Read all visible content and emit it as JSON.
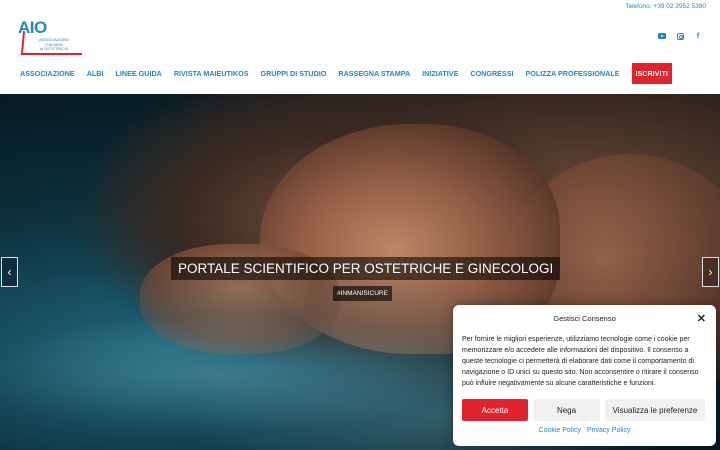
{
  "header": {
    "phone": "Telefono: +39 02 2952 5380",
    "logo_brand": "AIO",
    "logo_lines": [
      "ASSOCIAZIONE",
      "ITALIANA",
      "di OSTETRICIA"
    ],
    "social": [
      "youtube-icon",
      "instagram-icon",
      "facebook-icon"
    ]
  },
  "nav": {
    "items": [
      "ASSOCIAZIONE",
      "ALBI",
      "LINEE GUIDA",
      "RIVISTA MAIEUTIKOS",
      "GRUPPI DI STUDIO",
      "RASSEGNA STAMPA",
      "INIZIATIVE",
      "CONGRESSI",
      "POLIZZA PROFESSIONALE"
    ],
    "cta": "ISCRIVITI"
  },
  "hero": {
    "title": "PORTALE SCIENTIFICO PER OSTETRICHE E GINECOLOGI",
    "tag": "#INMANISICURE",
    "prev": "‹",
    "next": "›"
  },
  "consent": {
    "title": "Gestisci Consenso",
    "close": "✕",
    "body": "Per fornire le migliori esperienze, utilizziamo tecnologie come i cookie per memorizzare e/o accedere alle informazioni del dispositivo. Il consenso a queste tecnologie ci permetterà di elaborare dati come il comportamento di navigazione o ID unici su questo sito. Non acconsentire o ritirare il consenso può influire negativamente su alcune caratteristiche e funzioni.",
    "accept": "Accetta",
    "deny": "Nega",
    "preferences": "Visualizza le preferenze",
    "cookie_policy": "Cookie Policy",
    "privacy_policy": "Privacy Policy"
  },
  "colors": {
    "accent": "#1e88c8",
    "brand_red": "#e3232b"
  }
}
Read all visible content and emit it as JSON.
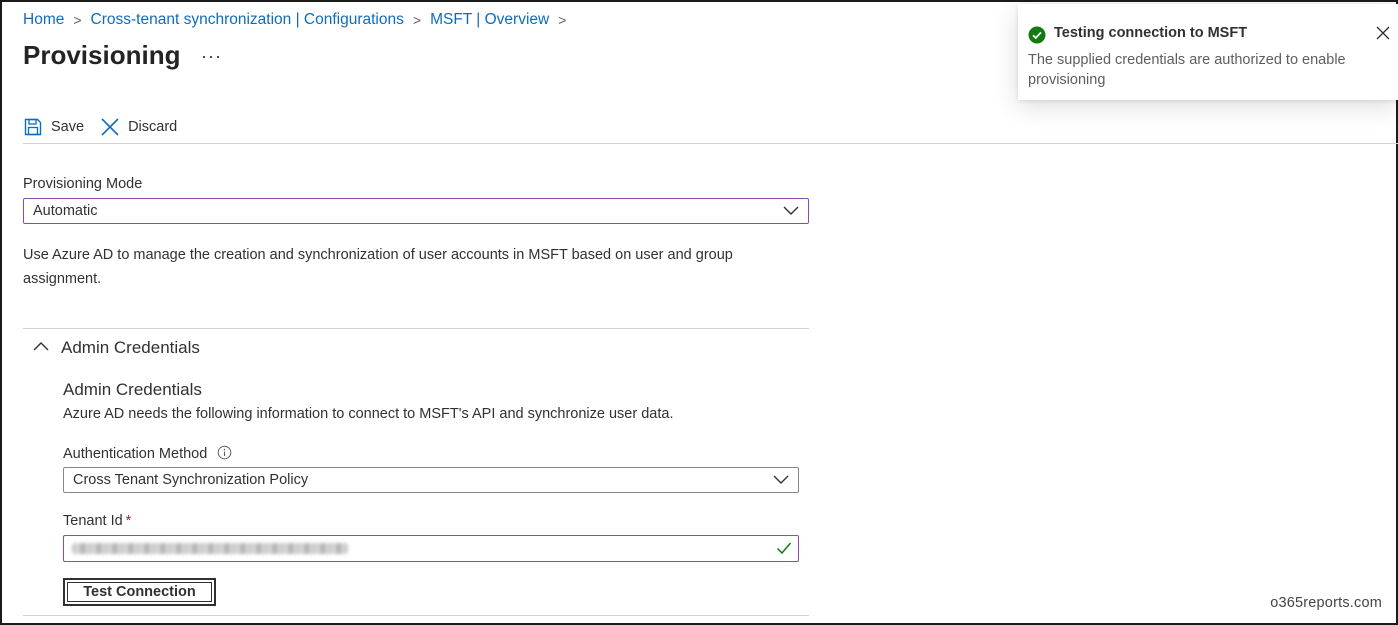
{
  "breadcrumb": {
    "items": [
      {
        "label": "Home"
      },
      {
        "label": "Cross-tenant synchronization | Configurations"
      },
      {
        "label": "MSFT | Overview"
      }
    ],
    "separator": ">"
  },
  "page": {
    "title": "Provisioning",
    "more": "···"
  },
  "toolbar": {
    "save_label": "Save",
    "discard_label": "Discard"
  },
  "provisioning_mode": {
    "label": "Provisioning Mode",
    "value": "Automatic"
  },
  "description": "Use Azure AD to manage the creation and synchronization of user accounts in MSFT based on user and group assignment.",
  "admin_section": {
    "header": "Admin Credentials",
    "expanded": true,
    "sub_title": "Admin Credentials",
    "sub_desc": "Azure AD needs the following information to connect to MSFT's API and synchronize user data.",
    "auth_method": {
      "label": "Authentication Method",
      "value": "Cross Tenant Synchronization Policy"
    },
    "tenant_id": {
      "label": "Tenant Id",
      "required_marker": "*"
    },
    "test_button": "Test Connection"
  },
  "toast": {
    "title": "Testing connection to MSFT",
    "message": "The supplied credentials are authorized to enable provisioning"
  },
  "watermark": "o365reports.com",
  "colors": {
    "link": "#0f6cbd",
    "focus_border": "#8e4ab3",
    "success": "#107c10",
    "required": "#a4262c"
  },
  "icons": {
    "save": "save-icon",
    "discard": "close-icon",
    "dropdown": "chevron-down-icon",
    "collapse": "chevron-up-icon",
    "info": "info-icon",
    "valid": "checkmark-icon",
    "toast_status": "success-icon",
    "toast_close": "close-icon"
  }
}
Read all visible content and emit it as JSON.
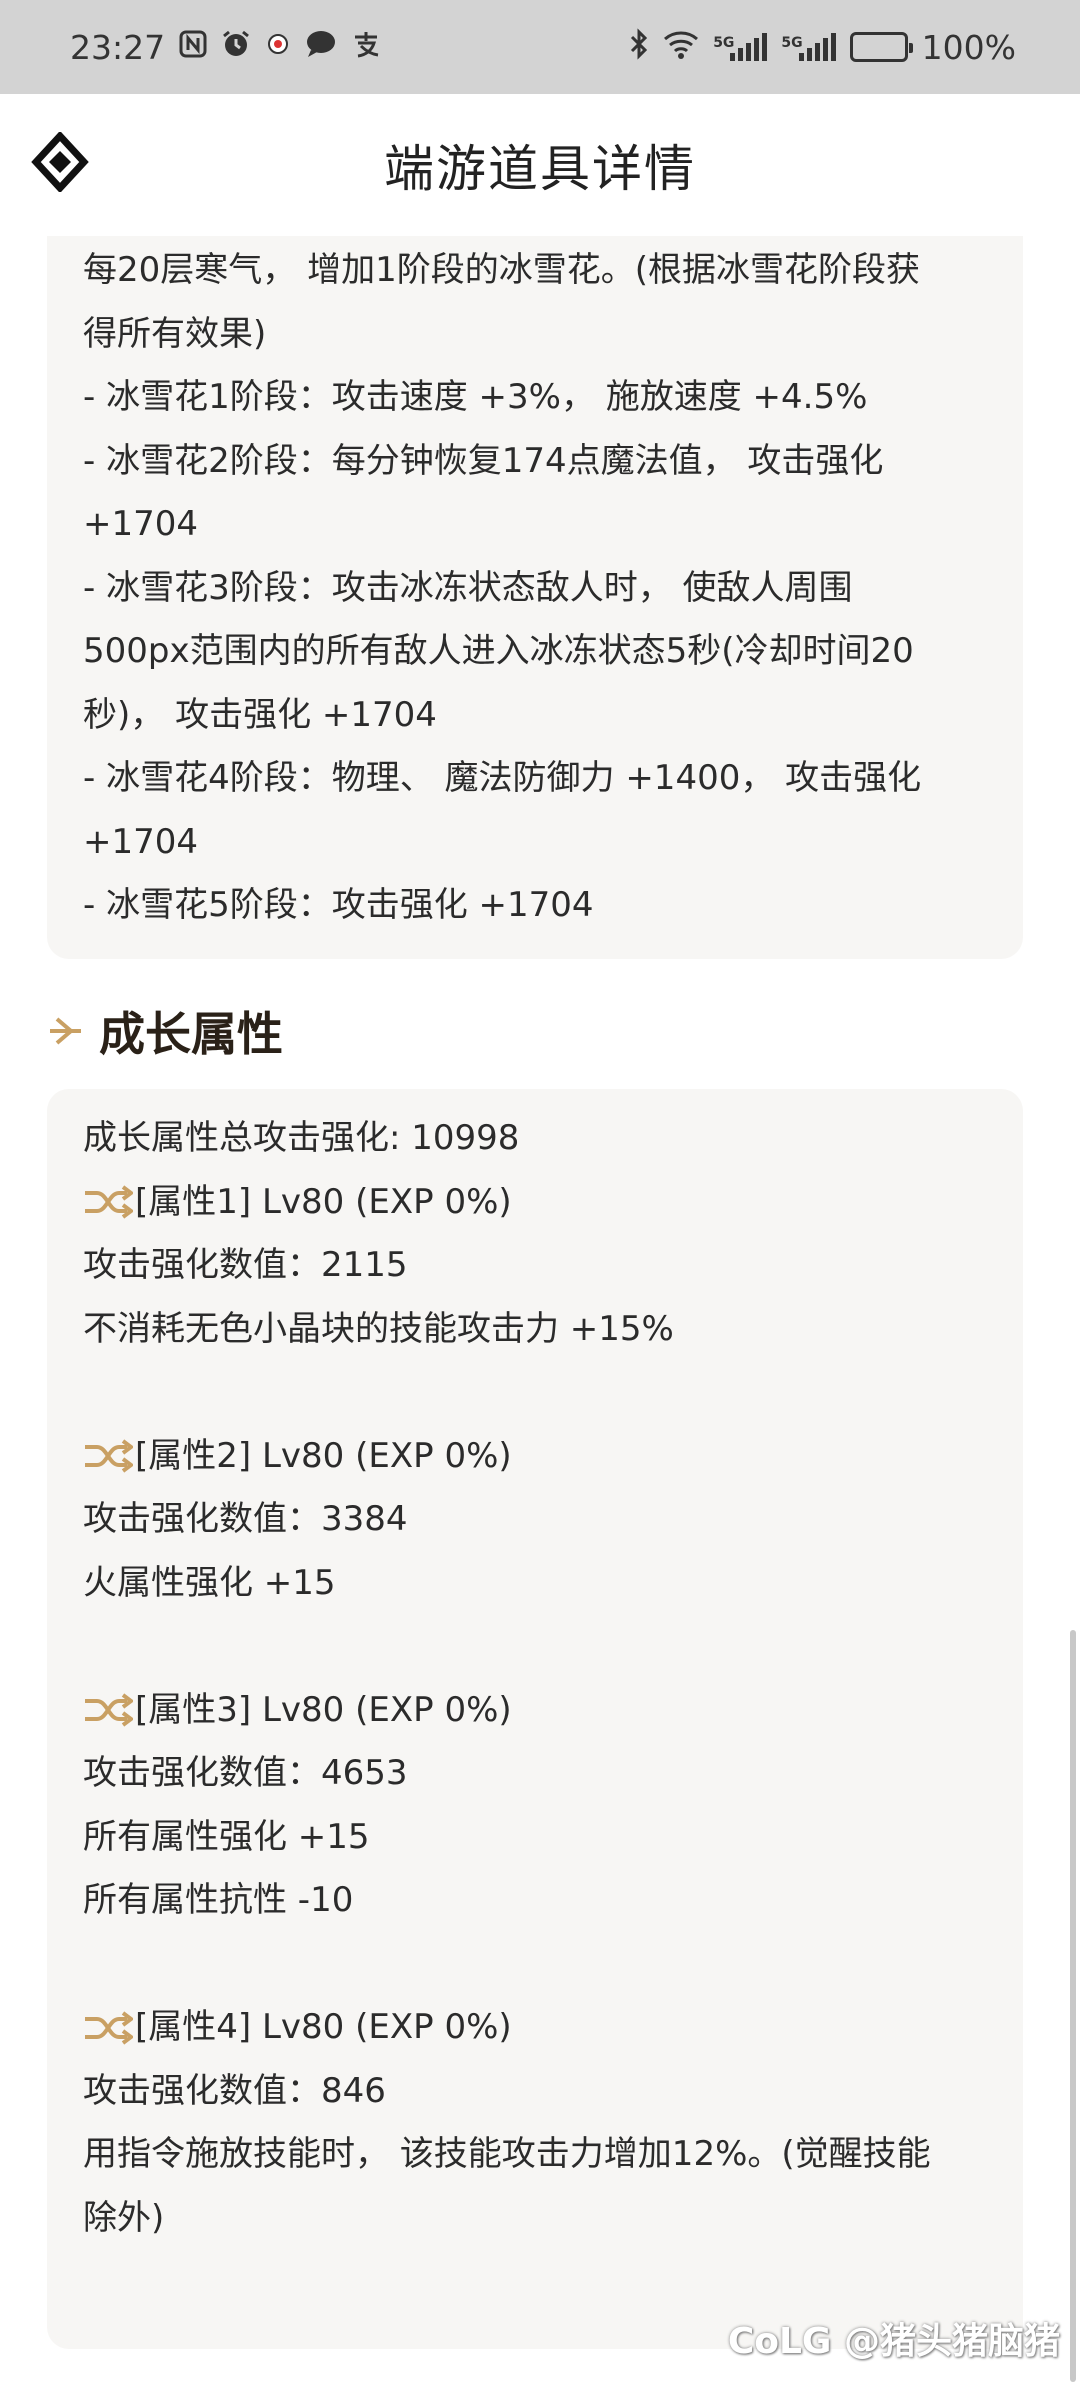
{
  "status_bar": {
    "time": "23:27",
    "left_icons": [
      "nfc-icon",
      "alarm-icon",
      "app-notification-icon",
      "chat-icon",
      "alipay-icon"
    ],
    "net1": "5G",
    "net2": "5G",
    "battery_text": "100%"
  },
  "header": {
    "title": "端游道具详情"
  },
  "description": {
    "lines": [
      "每20层寒气， 增加1阶段的冰雪花。(根据冰雪花阶段获",
      "得所有效果)",
      "- 冰雪花1阶段：攻击速度 +3%， 施放速度 +4.5%",
      "- 冰雪花2阶段：每分钟恢复174点魔法值， 攻击强化",
      "+1704",
      "- 冰雪花3阶段：攻击冰冻状态敌人时， 使敌人周围",
      "500px范围内的所有敌人进入冰冻状态5秒(冷却时间20",
      "秒)， 攻击强化 +1704",
      "- 冰雪花4阶段：物理、 魔法防御力 +1400， 攻击强化",
      "+1704",
      "- 冰雪花5阶段：攻击强化 +1704"
    ]
  },
  "growth": {
    "section_title": "成长属性",
    "total": "成长属性总攻击强化: 10998",
    "attributes": [
      {
        "head": "[属性1] Lv80 (EXP 0%)",
        "lines": [
          "攻击强化数值：2115",
          "不消耗无色小晶块的技能攻击力 +15%"
        ]
      },
      {
        "head": "[属性2] Lv80 (EXP 0%)",
        "lines": [
          "攻击强化数值：3384",
          "火属性强化 +15"
        ]
      },
      {
        "head": "[属性3] Lv80 (EXP 0%)",
        "lines": [
          "攻击强化数值：4653",
          "所有属性强化 +15",
          "所有属性抗性 -10"
        ]
      },
      {
        "head": "[属性4] Lv80 (EXP 0%)",
        "lines": [
          "攻击强化数值：846",
          "用指令施放技能时， 该技能攻击力增加12%。(觉醒技能",
          "除外)"
        ]
      }
    ]
  },
  "watermark": "CoLG @猪头猪脑猪",
  "colors": {
    "accent_gold": "#c9a063",
    "card_bg": "#f7f6f4",
    "status_bar_bg": "#d3d3d3"
  }
}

# # # #

* _DIRECTIVE_: Restate the whole of the material word for word without the pictures.

* _CORRECT OUTPUT_:
Read all visible content and emit it as JSON.
{
  "header": {
    "phone": "Telefono: +39 02 2952 5380",
    "logo_brand": "AIO",
    "logo_lines": [
      "ASSOCIAZIONE",
      "ITALIANA",
      "di OSTETRICIA"
    ],
    "social": [
      "youtube-icon",
      "instagram-icon",
      "facebook-icon"
    ]
  },
  "nav": {
    "items": [
      "ASSOCIAZIONE",
      "ALBI",
      "LINEE GUIDA",
      "RIVISTA MAIEUTIKOS",
      "GRUPPI DI STUDIO",
      "RASSEGNA STAMPA",
      "INIZIATIVE",
      "CONGRESSI",
      "POLIZZA PROFESSIONALE"
    ],
    "cta": "ISCRIVITI"
  },
  "hero": {
    "title": "PORTALE SCIENTIFICO PER OSTETRICHE E GINECOLOGI",
    "tag": "#INMANISICURE",
    "prev": "‹",
    "next": "›"
  },
  "consent": {
    "title": "Gestisci Consenso",
    "close": "✕",
    "body": "Per fornire le migliori esperienze, utilizziamo tecnologie come i cookie per memorizzare e/o accedere alle informazioni del dispositivo. Il consenso a queste tecnologie ci permetterà di elaborare dati come il comportamento di navigazione o ID unici su questo sito. Non acconsentire o ritirare il consenso può influire negativamente su alcune caratteristiche e funzioni.",
    "accept": "Accetta",
    "deny": "Nega",
    "preferences": "Visualizza le preferenze",
    "cookie_policy": "Cookie Policy",
    "privacy_policy": "Privacy Policy"
  },
  "colors": {
    "accent": "#1e88c8",
    "brand_red": "#e3232b"
  }
}
Read all visible content and emit it as JSON.
{
  "breadcrumb": {
    "items": [
      {
        "label": "Home"
      },
      {
        "label": "Cross-tenant synchronization | Configurations"
      },
      {
        "label": "MSFT | Overview"
      }
    ],
    "separator": ">"
  },
  "page": {
    "title": "Provisioning",
    "more": "···"
  },
  "toolbar": {
    "save_label": "Save",
    "discard_label": "Discard"
  },
  "provisioning_mode": {
    "label": "Provisioning Mode",
    "value": "Automatic"
  },
  "description": "Use Azure AD to manage the creation and synchronization of user accounts in MSFT based on user and group assignment.",
  "admin_section": {
    "header": "Admin Credentials",
    "expanded": true,
    "sub_title": "Admin Credentials",
    "sub_desc": "Azure AD needs the following information to connect to MSFT's API and synchronize user data.",
    "auth_method": {
      "label": "Authentication Method",
      "value": "Cross Tenant Synchronization Policy"
    },
    "tenant_id": {
      "label": "Tenant Id",
      "required_marker": "*"
    },
    "test_button": "Test Connection"
  },
  "toast": {
    "title": "Testing connection to MSFT",
    "message": "The supplied credentials are authorized to enable provisioning"
  },
  "watermark": "o365reports.com",
  "colors": {
    "link": "#0f6cbd",
    "focus_border": "#8e4ab3",
    "success": "#107c10",
    "required": "#a4262c"
  },
  "icons": {
    "save": "save-icon",
    "discard": "close-icon",
    "dropdown": "chevron-down-icon",
    "collapse": "chevron-up-icon",
    "info": "info-icon",
    "valid": "checkmark-icon",
    "toast_status": "success-icon",
    "toast_close": "close-icon"
  }
}
Read all visible content and emit it as JSON.
{
  "status_bar": {
    "time": "23:27",
    "left_icons": [
      "nfc-icon",
      "alarm-icon",
      "app-notification-icon",
      "chat-icon",
      "alipay-icon"
    ],
    "net1": "5G",
    "net2": "5G",
    "battery_text": "100%"
  },
  "header": {
    "title": "端游道具详情"
  },
  "description": {
    "lines": [
      "每20层寒气， 增加1阶段的冰雪花。(根据冰雪花阶段获",
      "得所有效果)",
      "- 冰雪花1阶段：攻击速度 +3%， 施放速度 +4.5%",
      "- 冰雪花2阶段：每分钟恢复174点魔法值， 攻击强化",
      "+1704",
      "- 冰雪花3阶段：攻击冰冻状态敌人时， 使敌人周围",
      "500px范围内的所有敌人进入冰冻状态5秒(冷却时间20",
      "秒)， 攻击强化 +1704",
      "- 冰雪花4阶段：物理、 魔法防御力 +1400， 攻击强化",
      "+1704",
      "- 冰雪花5阶段：攻击强化 +1704"
    ]
  },
  "growth": {
    "section_title": "成长属性",
    "total": "成长属性总攻击强化: 10998",
    "attributes": [
      {
        "head": "[属性1] Lv80 (EXP 0%)",
        "lines": [
          "攻击强化数值：2115",
          "不消耗无色小晶块的技能攻击力 +15%"
        ]
      },
      {
        "head": "[属性2] Lv80 (EXP 0%)",
        "lines": [
          "攻击强化数值：3384",
          "火属性强化 +15"
        ]
      },
      {
        "head": "[属性3] Lv80 (EXP 0%)",
        "lines": [
          "攻击强化数值：4653",
          "所有属性强化 +15",
          "所有属性抗性 -10"
        ]
      },
      {
        "head": "[属性4] Lv80 (EXP 0%)",
        "lines": [
          "攻击强化数值：846",
          "用指令施放技能时， 该技能攻击力增加12%。(觉醒技能",
          "除外)"
        ]
      }
    ]
  },
  "watermark": "CoLG @猪头猪脑猪",
  "colors": {
    "accent_gold": "#c9a063",
    "card_bg": "#f7f6f4",
    "status_bar_bg": "#d3d3d3"
  }
}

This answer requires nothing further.